WHAT TO PRODUCE -
Nothing in the data should change when you return it, but leave the pictures out.

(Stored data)

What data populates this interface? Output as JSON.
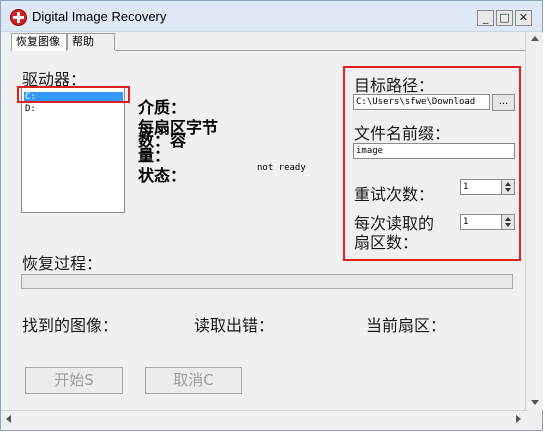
{
  "window": {
    "title": "Digital Image Recovery",
    "minimize": "_",
    "maximize": "□",
    "close": "✕"
  },
  "tabs": [
    {
      "label": "恢复图像",
      "active": true
    },
    {
      "label": "帮助",
      "active": false
    }
  ],
  "drives": {
    "label": "驱动器：",
    "items": [
      "C:",
      "D:"
    ],
    "selected": "C:"
  },
  "info": {
    "media": "介质：",
    "bytes_per_sector": "每扇区字节",
    "capacity": "数：容量：",
    "status": "状态：",
    "status_value": "not ready"
  },
  "target": {
    "path_label": "目标路径：",
    "path_value": "C:\\Users\\sfwe\\Download",
    "browse": "...",
    "prefix_label": "文件名前缀：",
    "prefix_value": "image",
    "retry_label": "重试次数：",
    "retry_value": "1",
    "sectors_label_line1": "每次读取的",
    "sectors_label_line2": "扇区数：",
    "sectors_value": "1"
  },
  "progress": {
    "label": "恢复过程：",
    "value": 0
  },
  "counters": {
    "found": "找到的图像：",
    "errors": "读取出错：",
    "current": "当前扇区："
  },
  "buttons": {
    "start": "开始S",
    "cancel": "取消C"
  },
  "colors": {
    "highlight_box": "#e0201e",
    "selection": "#3399ff"
  }
}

RESPONSE -
What data populates this interface? Output as JSON.
{
  "window": {
    "title": "Digital Image Recovery",
    "minimize": "_",
    "maximize": "□",
    "close": "✕"
  },
  "tabs": [
    {
      "label": "恢复图像",
      "active": true
    },
    {
      "label": "帮助",
      "active": false
    }
  ],
  "drives": {
    "label": "驱动器：",
    "items": [
      "C:",
      "D:"
    ],
    "selected": "C:"
  },
  "info": {
    "media": "介质：",
    "bytes_per_sector": "每扇区字节",
    "capacity": "数：容量：",
    "status": "状态：",
    "status_value": "not ready"
  },
  "target": {
    "path_label": "目标路径：",
    "path_value": "C:\\Users\\sfwe\\Download",
    "browse": "...",
    "prefix_label": "文件名前缀：",
    "prefix_value": "image",
    "retry_label": "重试次数：",
    "retry_value": "1",
    "sectors_label_line1": "每次读取的",
    "sectors_label_line2": "扇区数：",
    "sectors_value": "1"
  },
  "progress": {
    "label": "恢复过程：",
    "value": 0
  },
  "counters": {
    "found": "找到的图像：",
    "errors": "读取出错：",
    "current": "当前扇区："
  },
  "buttons": {
    "start": "开始S",
    "cancel": "取消C"
  },
  "colors": {
    "highlight_box": "#e0201e",
    "selection": "#3399ff"
  }
}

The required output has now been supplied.